Below are the records; reproduce all of them exactly but without any images.

## begin

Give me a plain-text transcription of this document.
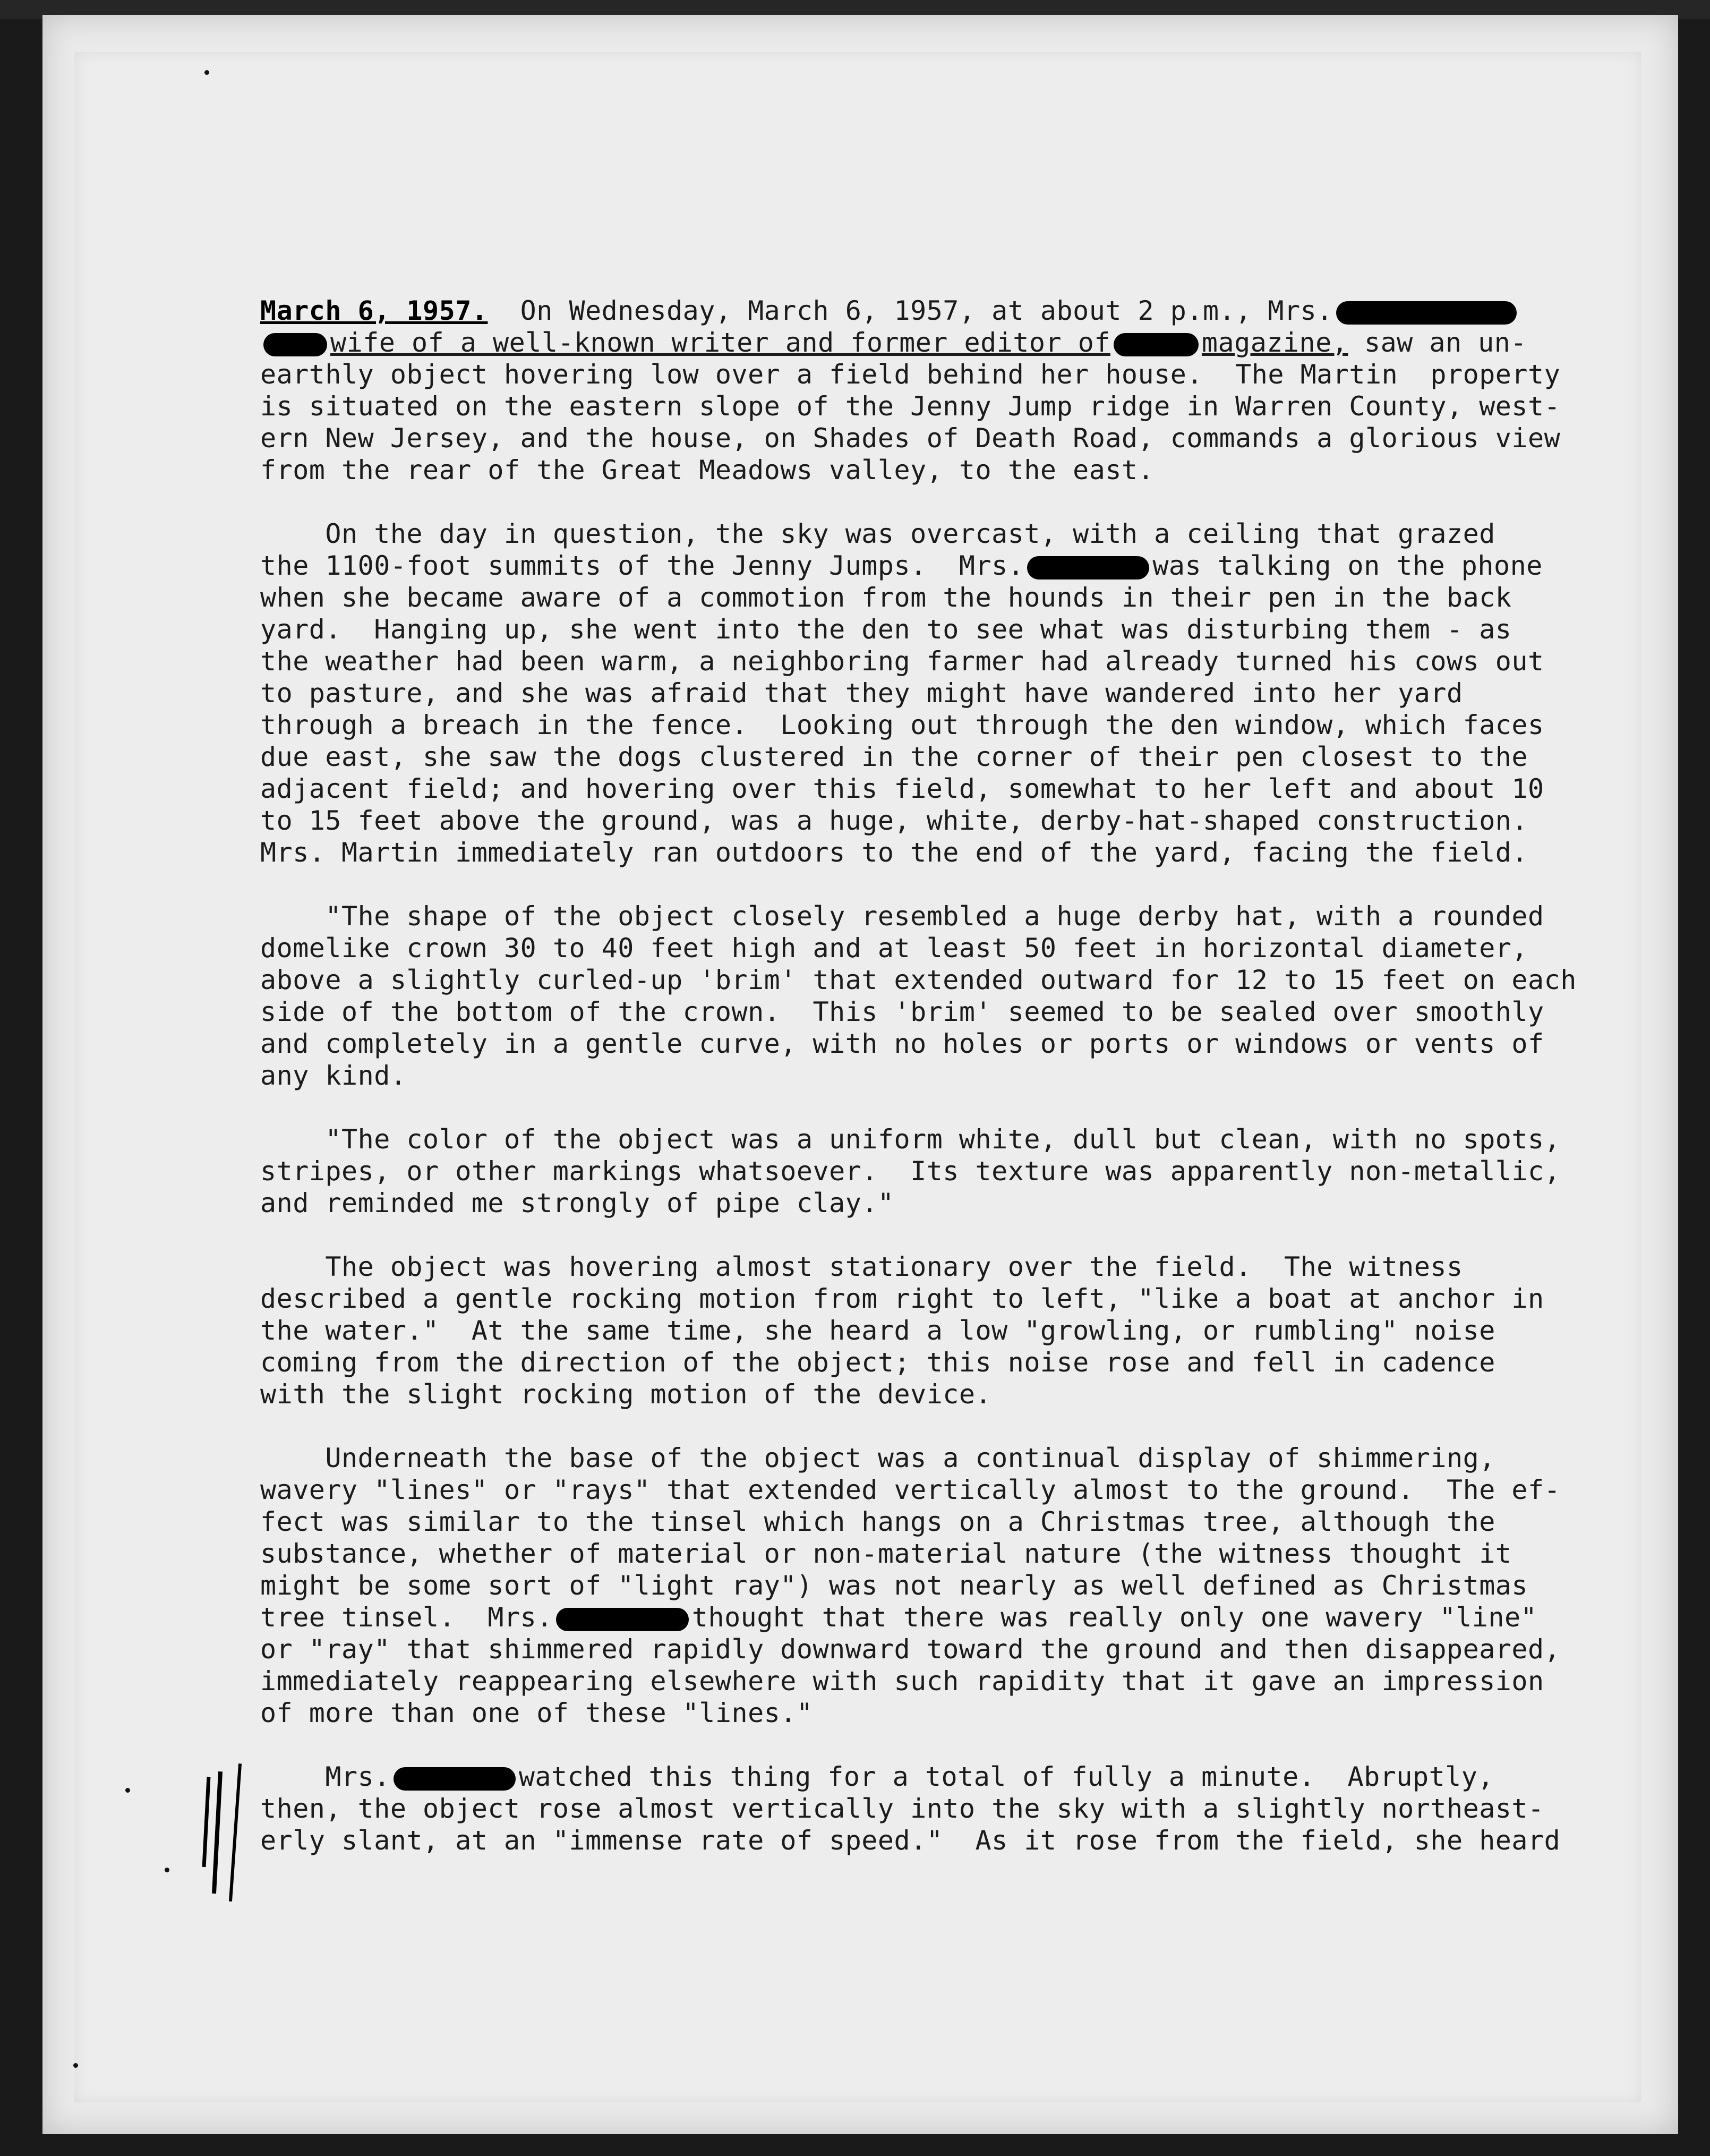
March 6, 1957.  On Wednesday, March 6, 1957, at about 2 p.m., Mrs.
wife of a well-known writer and former editor of	magazine, saw an un-
earthly object hovering low over a field behind her house.  The Martin  property
is situated on the eastern slope of the Jenny Jump ridge in Warren County, west-
ern New Jersey, and the house, on Shades of Death Road, commands a glorious view
from the rear of the Great Meadows valley, to the east.
On the day in question, the sky was overcast, with a ceiling that grazed
the 1100-foot summits of the Jenny Jumps.  Mrs.	was talking on the phone
when she became aware of a commotion from the hounds in their pen in the back
yard.  Hanging up, she went into the den to see what was disturbing them - as
the weather had been warm, a neighboring farmer had already turned his cows out
to pasture, and she was afraid that they might have wandered into her yard
through a breach in the fence.  Looking out through the den window, which faces
due east, she saw the dogs clustered in the corner of their pen closest to the
adjacent field; and hovering over this field, somewhat to her left and about 10
to 15 feet above the ground, was a huge, white, derby-hat-shaped construction.
Mrs. Martin immediately ran outdoors to the end of the yard, facing the field.
"The shape of the object closely resembled a huge derby hat, with a rounded
domelike crown 30 to 40 feet high and at least 50 feet in horizontal diameter,
above a slightly curled-up 'brim' that extended outward for 12 to 15 feet on each
side of the bottom of the crown.  This 'brim' seemed to be sealed over smoothly
and completely in a gentle curve, with no holes or ports or windows or vents of
any kind.
"The color of the object was a uniform white, dull but clean, with no spots,
stripes, or other markings whatsoever.  Its texture was apparently non-metallic,
and reminded me strongly of pipe clay."
The object was hovering almost stationary over the field.  The witness
described a gentle rocking motion from right to left, "like a boat at anchor in
the water."  At the same time, she heard a low "growling, or rumbling" noise
coming from the direction of the object; this noise rose and fell in cadence
with the slight rocking motion of the device.
Underneath the base of the object was a continual display of shimmering,
wavery "lines" or "rays" that extended vertically almost to the ground.  The ef-
fect was similar to the tinsel which hangs on a Christmas tree, although the
substance, whether of material or non-material nature (the witness thought it
might be some sort of "light ray") was not nearly as well defined as Christmas
tree tinsel.  Mrs.	thought that there was really only one wavery "line"
or "ray" that shimmered rapidly downward toward the ground and then disappeared,
immediately reappearing elsewhere with such rapidity that it gave an impression
of more than one of these "lines."
Mrs.	watched this thing for a total of fully a minute.  Abruptly,
then, the object rose almost vertically into the sky with a slightly northeast-
erly slant, at an "immense rate of speed."  As it rose from the field, she heard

## end

COMPLETE OUTPUT:
Give me a plain-text transcription of this document.
March 6, 1957.  On Wednesday, March 6, 1957, at about 2 p.m., Mrs.
wife of a well-known writer and former editor of	magazine, saw an un-
earthly object hovering low over a field behind her house.  The Martin  property
is situated on the eastern slope of the Jenny Jump ridge in Warren County, west-
ern New Jersey, and the house, on Shades of Death Road, commands a glorious view
from the rear of the Great Meadows valley, to the east.
On the day in question, the sky was overcast, with a ceiling that grazed
the 1100-foot summits of the Jenny Jumps.  Mrs.	was talking on the phone
when she became aware of a commotion from the hounds in their pen in the back
yard.  Hanging up, she went into the den to see what was disturbing them - as
the weather had been warm, a neighboring farmer had already turned his cows out
to pasture, and she was afraid that they might have wandered into her yard
through a breach in the fence.  Looking out through the den window, which faces
due east, she saw the dogs clustered in the corner of their pen closest to the
adjacent field; and hovering over this field, somewhat to her left and about 10
to 15 feet above the ground, was a huge, white, derby-hat-shaped construction.
Mrs. Martin immediately ran outdoors to the end of the yard, facing the field.
"The shape of the object closely resembled a huge derby hat, with a rounded
domelike crown 30 to 40 feet high and at least 50 feet in horizontal diameter,
above a slightly curled-up 'brim' that extended outward for 12 to 15 feet on each
side of the bottom of the crown.  This 'brim' seemed to be sealed over smoothly
and completely in a gentle curve, with no holes or ports or windows or vents of
any kind.
"The color of the object was a uniform white, dull but clean, with no spots,
stripes, or other markings whatsoever.  Its texture was apparently non-metallic,
and reminded me strongly of pipe clay."
The object was hovering almost stationary over the field.  The witness
described a gentle rocking motion from right to left, "like a boat at anchor in
the water."  At the same time, she heard a low "growling, or rumbling" noise
coming from the direction of the object; this noise rose and fell in cadence
with the slight rocking motion of the device.
Underneath the base of the object was a continual display of shimmering,
wavery "lines" or "rays" that extended vertically almost to the ground.  The ef-
fect was similar to the tinsel which hangs on a Christmas tree, although the
substance, whether of material or non-material nature (the witness thought it
might be some sort of "light ray") was not nearly as well defined as Christmas
tree tinsel.  Mrs.	thought that there was really only one wavery "line"
or "ray" that shimmered rapidly downward toward the ground and then disappeared,
immediately reappearing elsewhere with such rapidity that it gave an impression
of more than one of these "lines."
Mrs.	watched this thing for a total of fully a minute.  Abruptly,
then, the object rose almost vertically into the sky with a slightly northeast-
erly slant, at an "immense rate of speed."  As it rose from the field, she heard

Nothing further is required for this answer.